--- start AVAILABLE DATA ---

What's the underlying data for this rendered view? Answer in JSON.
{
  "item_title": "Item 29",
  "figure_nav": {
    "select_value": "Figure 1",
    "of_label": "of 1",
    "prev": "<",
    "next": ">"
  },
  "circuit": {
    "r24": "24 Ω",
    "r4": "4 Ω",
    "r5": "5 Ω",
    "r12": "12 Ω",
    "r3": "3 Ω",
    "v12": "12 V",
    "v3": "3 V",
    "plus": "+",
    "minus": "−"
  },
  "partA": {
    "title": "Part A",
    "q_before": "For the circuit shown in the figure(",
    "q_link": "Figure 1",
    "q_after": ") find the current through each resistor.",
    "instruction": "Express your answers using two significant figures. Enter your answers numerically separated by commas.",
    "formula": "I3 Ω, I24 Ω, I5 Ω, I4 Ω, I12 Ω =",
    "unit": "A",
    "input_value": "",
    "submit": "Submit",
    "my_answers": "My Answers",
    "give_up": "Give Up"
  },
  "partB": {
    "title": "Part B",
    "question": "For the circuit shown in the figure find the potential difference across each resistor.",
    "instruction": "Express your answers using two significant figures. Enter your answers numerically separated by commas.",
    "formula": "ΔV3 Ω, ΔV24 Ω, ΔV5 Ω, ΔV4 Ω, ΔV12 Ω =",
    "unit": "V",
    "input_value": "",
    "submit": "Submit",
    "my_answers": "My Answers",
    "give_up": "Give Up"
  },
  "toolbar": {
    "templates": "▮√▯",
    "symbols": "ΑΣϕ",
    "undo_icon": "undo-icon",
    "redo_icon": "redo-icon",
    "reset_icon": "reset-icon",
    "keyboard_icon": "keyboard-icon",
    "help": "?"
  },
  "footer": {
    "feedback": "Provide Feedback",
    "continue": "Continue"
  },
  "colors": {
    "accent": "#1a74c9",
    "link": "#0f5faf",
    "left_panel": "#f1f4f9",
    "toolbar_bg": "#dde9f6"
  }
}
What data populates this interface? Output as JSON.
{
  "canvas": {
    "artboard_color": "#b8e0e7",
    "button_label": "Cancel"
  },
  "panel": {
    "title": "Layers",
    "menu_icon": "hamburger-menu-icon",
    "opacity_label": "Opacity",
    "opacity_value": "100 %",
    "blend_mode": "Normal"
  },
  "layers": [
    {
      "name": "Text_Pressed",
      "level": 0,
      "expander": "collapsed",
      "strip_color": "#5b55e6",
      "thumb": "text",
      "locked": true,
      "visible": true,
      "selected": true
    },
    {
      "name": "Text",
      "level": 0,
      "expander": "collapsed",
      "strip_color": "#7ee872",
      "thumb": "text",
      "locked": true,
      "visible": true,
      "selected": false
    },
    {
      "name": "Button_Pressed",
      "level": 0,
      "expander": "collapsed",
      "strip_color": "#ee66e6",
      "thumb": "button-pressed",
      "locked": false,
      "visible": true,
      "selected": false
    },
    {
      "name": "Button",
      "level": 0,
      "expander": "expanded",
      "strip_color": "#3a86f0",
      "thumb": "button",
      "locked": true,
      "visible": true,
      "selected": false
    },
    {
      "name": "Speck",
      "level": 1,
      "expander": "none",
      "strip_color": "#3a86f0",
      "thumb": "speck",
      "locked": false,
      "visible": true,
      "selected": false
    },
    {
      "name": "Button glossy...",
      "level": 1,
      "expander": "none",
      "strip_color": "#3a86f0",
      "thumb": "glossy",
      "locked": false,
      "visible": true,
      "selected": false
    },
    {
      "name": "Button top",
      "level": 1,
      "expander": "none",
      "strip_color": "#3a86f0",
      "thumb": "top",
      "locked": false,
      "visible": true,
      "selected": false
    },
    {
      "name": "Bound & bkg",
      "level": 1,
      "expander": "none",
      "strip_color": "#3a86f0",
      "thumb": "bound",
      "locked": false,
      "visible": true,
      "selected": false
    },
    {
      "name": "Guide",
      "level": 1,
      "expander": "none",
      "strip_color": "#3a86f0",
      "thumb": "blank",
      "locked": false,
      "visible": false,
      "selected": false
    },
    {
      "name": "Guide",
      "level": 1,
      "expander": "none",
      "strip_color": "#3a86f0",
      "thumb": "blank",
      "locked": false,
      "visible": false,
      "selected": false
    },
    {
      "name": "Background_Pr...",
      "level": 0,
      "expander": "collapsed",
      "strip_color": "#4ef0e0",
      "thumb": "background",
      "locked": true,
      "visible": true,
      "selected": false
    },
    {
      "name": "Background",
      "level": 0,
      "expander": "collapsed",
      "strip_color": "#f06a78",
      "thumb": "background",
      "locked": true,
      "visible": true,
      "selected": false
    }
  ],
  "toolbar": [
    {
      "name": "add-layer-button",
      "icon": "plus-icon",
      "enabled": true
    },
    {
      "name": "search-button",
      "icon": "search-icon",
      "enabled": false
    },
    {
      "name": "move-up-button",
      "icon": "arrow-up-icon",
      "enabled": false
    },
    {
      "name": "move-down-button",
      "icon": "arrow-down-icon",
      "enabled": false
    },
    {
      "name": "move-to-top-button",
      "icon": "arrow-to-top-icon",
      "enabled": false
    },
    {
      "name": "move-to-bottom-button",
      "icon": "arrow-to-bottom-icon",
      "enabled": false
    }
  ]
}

--- end AVAILABLE DATA ---

### [PROBLEM REQUIREMENTS]
Please repeat the listing exactly, with nothing left out.

### [RESPONSE TO THIS TASK]
What's the underlying data for this rendered view? Answer in JSON.
{
  "item_title": "Item 29",
  "figure_nav": {
    "select_value": "Figure 1",
    "of_label": "of 1",
    "prev": "<",
    "next": ">"
  },
  "circuit": {
    "r24": "24 Ω",
    "r4": "4 Ω",
    "r5": "5 Ω",
    "r12": "12 Ω",
    "r3": "3 Ω",
    "v12": "12 V",
    "v3": "3 V",
    "plus": "+",
    "minus": "−"
  },
  "partA": {
    "title": "Part A",
    "q_before": "For the circuit shown in the figure(",
    "q_link": "Figure 1",
    "q_after": ") find the current through each resistor.",
    "instruction": "Express your answers using two significant figures. Enter your answers numerically separated by commas.",
    "formula": "I3 Ω, I24 Ω, I5 Ω, I4 Ω, I12 Ω =",
    "unit": "A",
    "input_value": "",
    "submit": "Submit",
    "my_answers": "My Answers",
    "give_up": "Give Up"
  },
  "partB": {
    "title": "Part B",
    "question": "For the circuit shown in the figure find the potential difference across each resistor.",
    "instruction": "Express your answers using two significant figures. Enter your answers numerically separated by commas.",
    "formula": "ΔV3 Ω, ΔV24 Ω, ΔV5 Ω, ΔV4 Ω, ΔV12 Ω =",
    "unit": "V",
    "input_value": "",
    "submit": "Submit",
    "my_answers": "My Answers",
    "give_up": "Give Up"
  },
  "toolbar": {
    "templates": "▮√▯",
    "symbols": "ΑΣϕ",
    "undo_icon": "undo-icon",
    "redo_icon": "redo-icon",
    "reset_icon": "reset-icon",
    "keyboard_icon": "keyboard-icon",
    "help": "?"
  },
  "footer": {
    "feedback": "Provide Feedback",
    "continue": "Continue"
  },
  "colors": {
    "accent": "#1a74c9",
    "link": "#0f5faf",
    "left_panel": "#f1f4f9",
    "toolbar_bg": "#dde9f6"
  }
}
What data populates this interface? Output as JSON.
{
  "canvas": {
    "artboard_color": "#b8e0e7",
    "button_label": "Cancel"
  },
  "panel": {
    "title": "Layers",
    "menu_icon": "hamburger-menu-icon",
    "opacity_label": "Opacity",
    "opacity_value": "100 %",
    "blend_mode": "Normal"
  },
  "layers": [
    {
      "name": "Text_Pressed",
      "level": 0,
      "expander": "collapsed",
      "strip_color": "#5b55e6",
      "thumb": "text",
      "locked": true,
      "visible": true,
      "selected": true
    },
    {
      "name": "Text",
      "level": 0,
      "expander": "collapsed",
      "strip_color": "#7ee872",
      "thumb": "text",
      "locked": true,
      "visible": true,
      "selected": false
    },
    {
      "name": "Button_Pressed",
      "level": 0,
      "expander": "collapsed",
      "strip_color": "#ee66e6",
      "thumb": "button-pressed",
      "locked": false,
      "visible": true,
      "selected": false
    },
    {
      "name": "Button",
      "level": 0,
      "expander": "expanded",
      "strip_color": "#3a86f0",
      "thumb": "button",
      "locked": true,
      "visible": true,
      "selected": false
    },
    {
      "name": "Speck",
      "level": 1,
      "expander": "none",
      "strip_color": "#3a86f0",
      "thumb": "speck",
      "locked": false,
      "visible": true,
      "selected": false
    },
    {
      "name": "Button glossy...",
      "level": 1,
      "expander": "none",
      "strip_color": "#3a86f0",
      "thumb": "glossy",
      "locked": false,
      "visible": true,
      "selected": false
    },
    {
      "name": "Button top",
      "level": 1,
      "expander": "none",
      "strip_color": "#3a86f0",
      "thumb": "top",
      "locked": false,
      "visible": true,
      "selected": false
    },
    {
      "name": "Bound & bkg",
      "level": 1,
      "expander": "none",
      "strip_color": "#3a86f0",
      "thumb": "bound",
      "locked": false,
      "visible": true,
      "selected": false
    },
    {
      "name": "Guide",
      "level": 1,
      "expander": "none",
      "strip_color": "#3a86f0",
      "thumb": "blank",
      "locked": false,
      "visible": false,
      "selected": false
    },
    {
      "name": "Guide",
      "level": 1,
      "expander": "none",
      "strip_color": "#3a86f0",
      "thumb": "blank",
      "locked": false,
      "visible": false,
      "selected": false
    },
    {
      "name": "Background_Pr...",
      "level": 0,
      "expander": "collapsed",
      "strip_color": "#4ef0e0",
      "thumb": "background",
      "locked": true,
      "visible": true,
      "selected": false
    },
    {
      "name": "Background",
      "level": 0,
      "expander": "collapsed",
      "strip_color": "#f06a78",
      "thumb": "background",
      "locked": true,
      "visible": true,
      "selected": false
    }
  ],
  "toolbar": [
    {
      "name": "add-layer-button",
      "icon": "plus-icon",
      "enabled": true
    },
    {
      "name": "search-button",
      "icon": "search-icon",
      "enabled": false
    },
    {
      "name": "move-up-button",
      "icon": "arrow-up-icon",
      "enabled": false
    },
    {
      "name": "move-down-button",
      "icon": "arrow-down-icon",
      "enabled": false
    },
    {
      "name": "move-to-top-button",
      "icon": "arrow-to-top-icon",
      "enabled": false
    },
    {
      "name": "move-to-bottom-button",
      "icon": "arrow-to-bottom-icon",
      "enabled": false
    }
  ]
}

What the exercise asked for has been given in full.